- [EXERCISE]
Produce an exact transcription of the listing below, omitting the pictures.

- [SUPPLIED DATA]
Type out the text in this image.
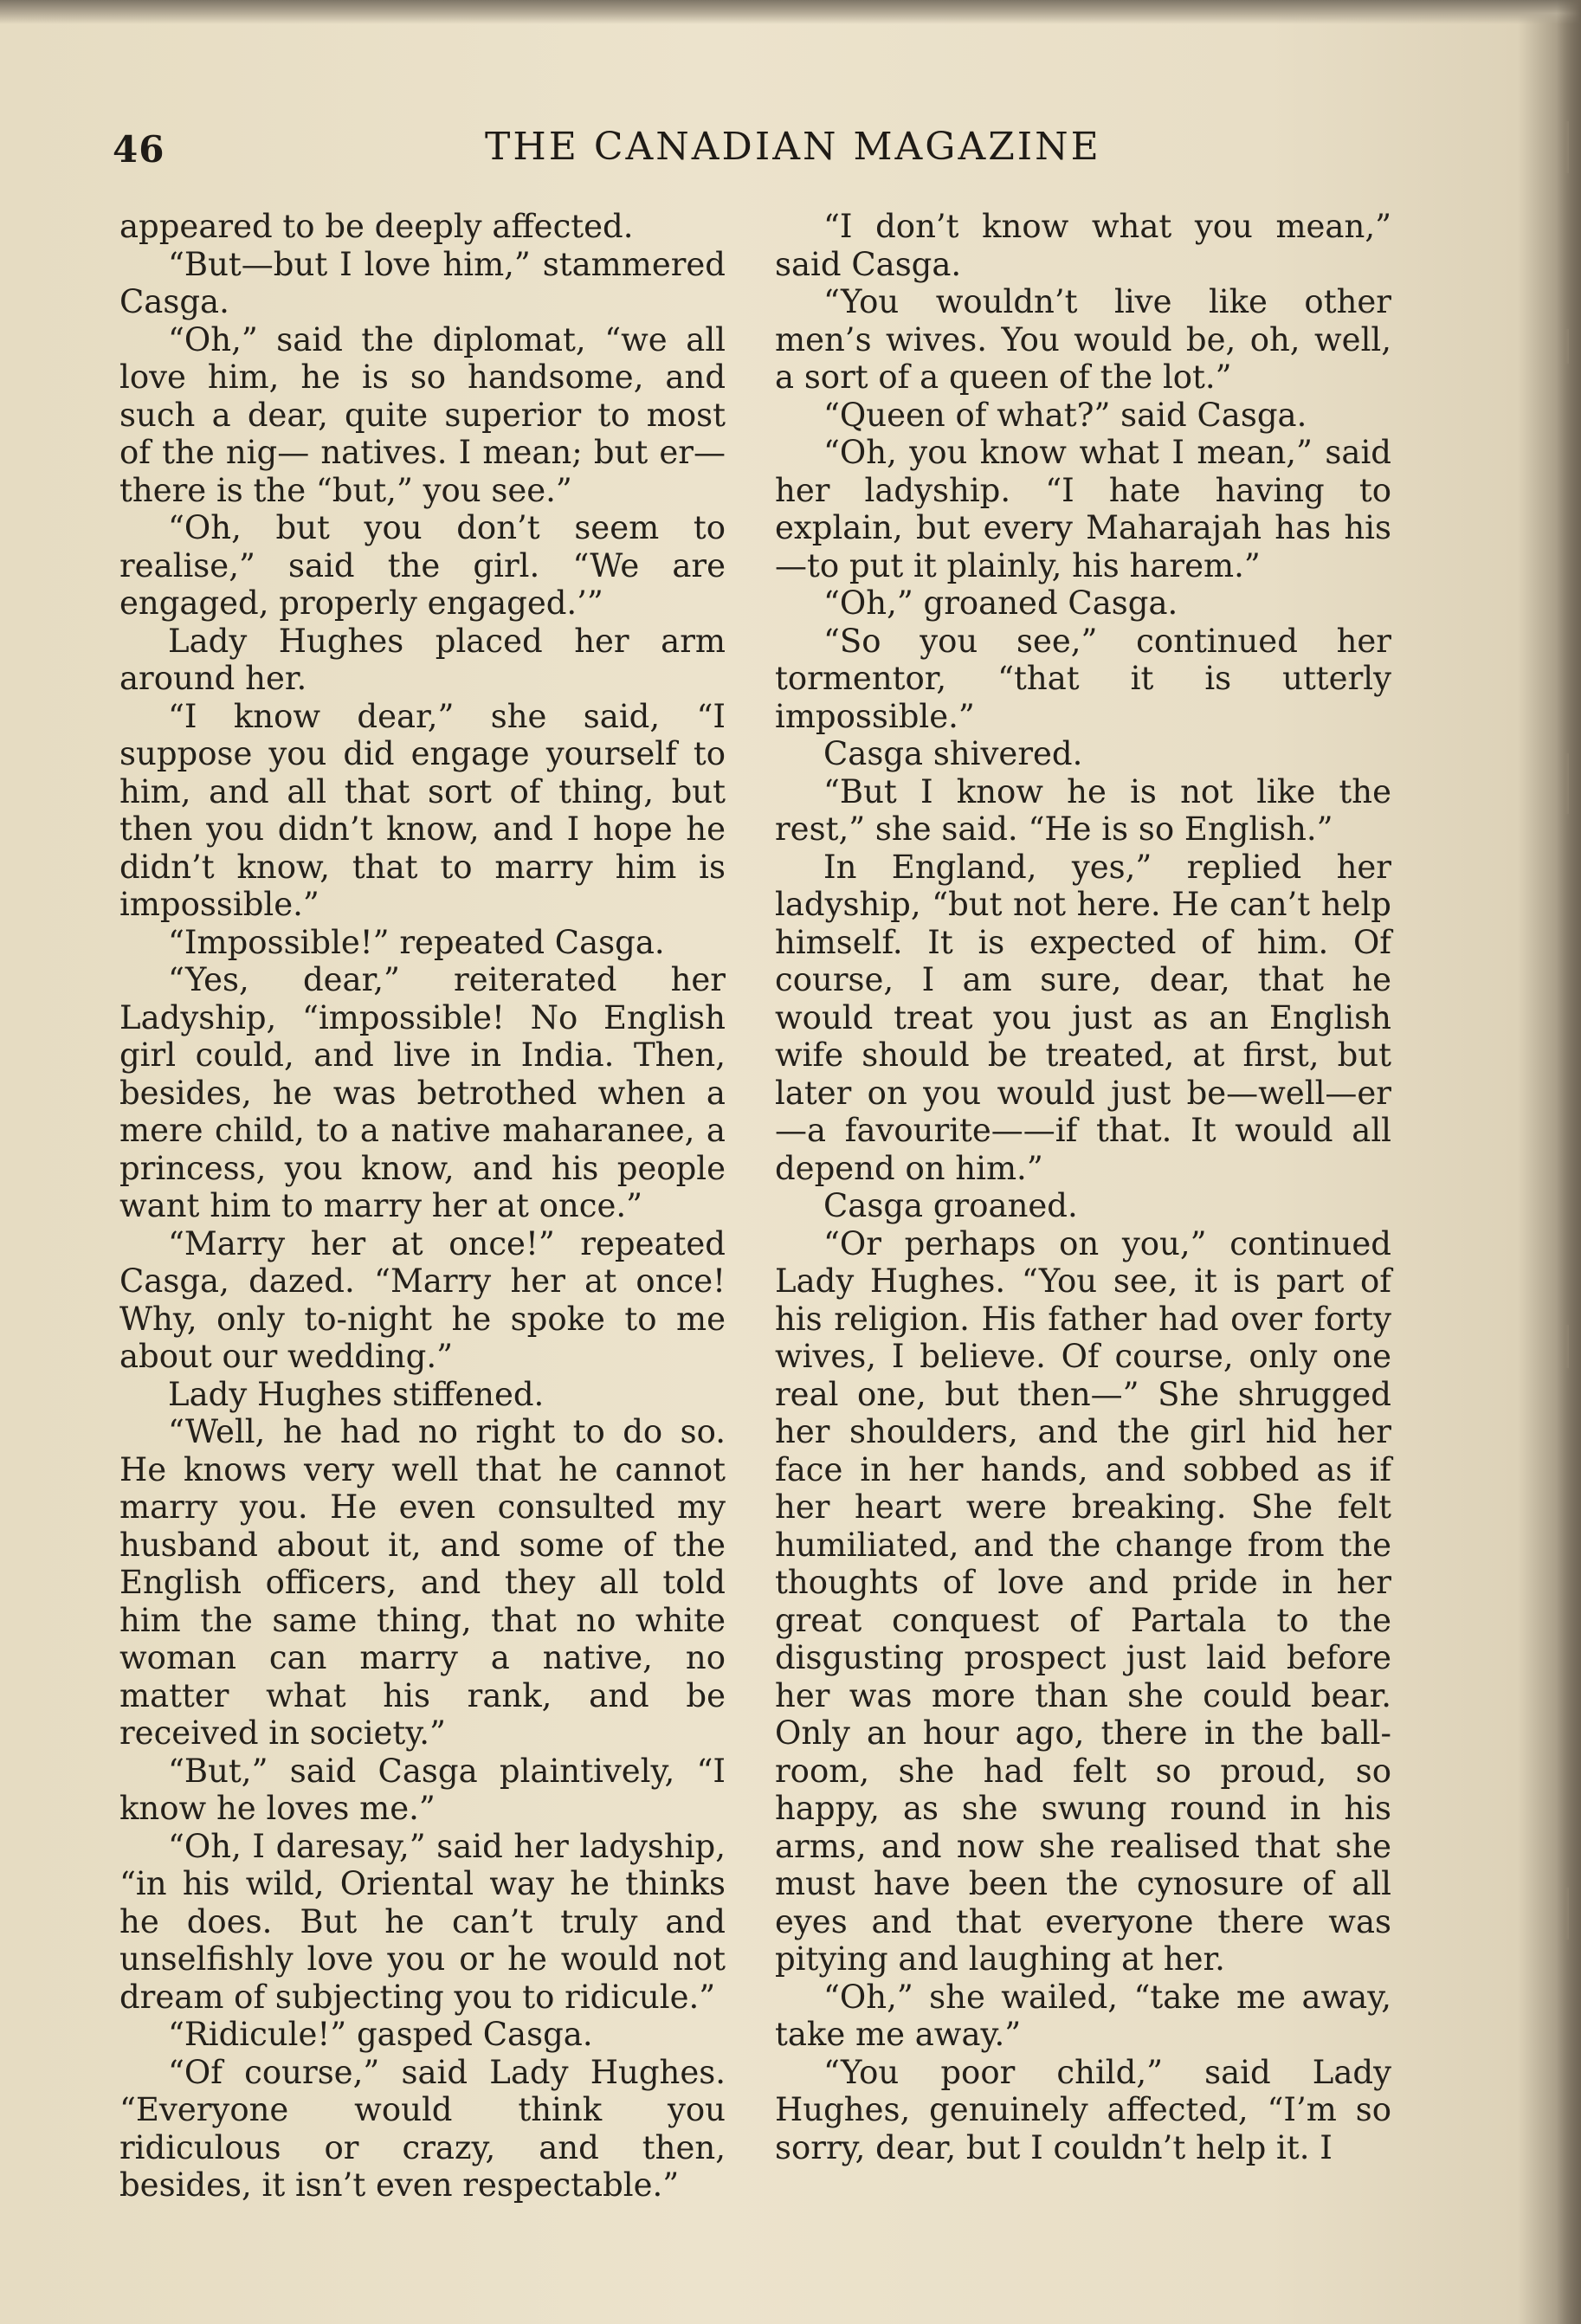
46	THE CANADIAN MAGAZINE

appeared to be deeply affected.

“But—but I love him,” stammered Casga.

“Oh,” said the diplomat, “we all love him, he is so handsome, and such a dear, quite superior to most of the nig— natives. I mean; but er—there is the “but,” you see.”

“Oh, but you don’t seem to realise,” said the girl. “We are engaged, properly engaged.’”

Lady Hughes placed her arm around her.

“I know dear,” she said, “I suppose you did engage yourself to him, and all that sort of thing, but then you didn’t know, and I hope he didn’t know, that to marry him is impossible.”

“Impossible!” repeated Casga.

“Yes, dear,” reiterated her Ladyship, “impossible! No English girl could, and live in India. Then, besides, he was betrothed when a mere child, to a native maharanee, a princess, you know, and his people want him to marry her at once.”

“Marry her at once!” repeated Casga, dazed. “Marry her at once! Why, only to-night he spoke to me about our wedding.”

Lady Hughes stiffened.

“Well, he had no right to do so. He knows very well that he cannot marry you. He even consulted my husband about it, and some of the English officers, and they all told him the same thing, that no white woman can marry a native, no matter what his rank, and be received in society.”

“But,” said Casga plaintively, “I know he loves me.”

“Oh, I daresay,” said her ladyship, “in his wild, Oriental way he thinks he does. But he can’t truly and unselfishly love you or he would not dream of subjecting you to ridicule.”

“Ridicule!” gasped Casga.

“Of course,” said Lady Hughes. “Everyone would think you ridiculous or crazy, and then, besides, it isn’t even respectable.”

“I don’t know what you mean,” said Casga.

“You wouldn’t live like other men’s wives. You would be, oh, well, a sort of a queen of the lot.”

“Queen of what?” said Casga.

“Oh, you know what I mean,” said her ladyship. “I hate having to explain, but every Maharajah has his—to put it plainly, his harem.”

“Oh,” groaned Casga.

“So you see,” continued her tormentor, “that it is utterly impossible.”

Casga shivered.

“But I know he is not like the rest,” she said. “He is so English.”

In England, yes,” replied her ladyship, “but not here. He can’t help himself. It is expected of him. Of course, I am sure, dear, that he would treat you just as an English wife should be treated, at first, but later on you would just be—well—er—a favourite——if that. It would all depend on him.”

Casga groaned.

“Or perhaps on you,” continued Lady Hughes. “You see, it is part of his religion. His father had over forty wives, I believe. Of course, only one real one, but then—” She shrugged her shoulders, and the girl hid her face in her hands, and sobbed as if her heart were breaking. She felt humiliated, and the change from the thoughts of love and pride in her great conquest of Partala to the disgusting prospect just laid before her was more than she could bear. Only an hour ago, there in the ball-room, she had felt so proud, so happy, as she swung round in his arms, and now she realised that she must have been the cynosure of all eyes and that everyone there was pitying and laughing at her.

“Oh,” she wailed, “take me away, take me away.”

“You poor child,” said Lady Hughes, genuinely affected, “I’m so sorry, dear, but I couldn’t help it. I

- [SOLUTION TO THIS PROBLEM]
Type out the text in this image.
46	THE CANADIAN MAGAZINE

appeared to be deeply affected.

“But—but I love him,” stammered Casga.

“Oh,” said the diplomat, “we all love him, he is so handsome, and such a dear, quite superior to most of the nig— natives. I mean; but er—there is the “but,” you see.”

“Oh, but you don’t seem to realise,” said the girl. “We are engaged, properly engaged.’”

Lady Hughes placed her arm around her.

“I know dear,” she said, “I suppose you did engage yourself to him, and all that sort of thing, but then you didn’t know, and I hope he didn’t know, that to marry him is impossible.”

“Impossible!” repeated Casga.

“Yes, dear,” reiterated her Ladyship, “impossible! No English girl could, and live in India. Then, besides, he was betrothed when a mere child, to a native maharanee, a princess, you know, and his people want him to marry her at once.”

“Marry her at once!” repeated Casga, dazed. “Marry her at once! Why, only to-night he spoke to me about our wedding.”

Lady Hughes stiffened.

“Well, he had no right to do so. He knows very well that he cannot marry you. He even consulted my husband about it, and some of the English officers, and they all told him the same thing, that no white woman can marry a native, no matter what his rank, and be received in society.”

“But,” said Casga plaintively, “I know he loves me.”

“Oh, I daresay,” said her ladyship, “in his wild, Oriental way he thinks he does. But he can’t truly and unselfishly love you or he would not dream of subjecting you to ridicule.”

“Ridicule!” gasped Casga.

“Of course,” said Lady Hughes. “Everyone would think you ridiculous or crazy, and then, besides, it isn’t even respectable.”

“I don’t know what you mean,” said Casga.

“You wouldn’t live like other men’s wives. You would be, oh, well, a sort of a queen of the lot.”

“Queen of what?” said Casga.

“Oh, you know what I mean,” said her ladyship. “I hate having to explain, but every Maharajah has his—to put it plainly, his harem.”

“Oh,” groaned Casga.

“So you see,” continued her tormentor, “that it is utterly impossible.”

Casga shivered.

“But I know he is not like the rest,” she said. “He is so English.”

In England, yes,” replied her ladyship, “but not here. He can’t help himself. It is expected of him. Of course, I am sure, dear, that he would treat you just as an English wife should be treated, at first, but later on you would just be—well—er—a favourite——if that. It would all depend on him.”

Casga groaned.

“Or perhaps on you,” continued Lady Hughes. “You see, it is part of his religion. His father had over forty wives, I believe. Of course, only one real one, but then—” She shrugged her shoulders, and the girl hid her face in her hands, and sobbed as if her heart were breaking. She felt humiliated, and the change from the thoughts of love and pride in her great conquest of Partala to the disgusting prospect just laid before her was more than she could bear. Only an hour ago, there in the ball-room, she had felt so proud, so happy, as she swung round in his arms, and now she realised that she must have been the cynosure of all eyes and that everyone there was pitying and laughing at her.

“Oh,” she wailed, “take me away, take me away.”

“You poor child,” said Lady Hughes, genuinely affected, “I’m so sorry, dear, but I couldn’t help it. I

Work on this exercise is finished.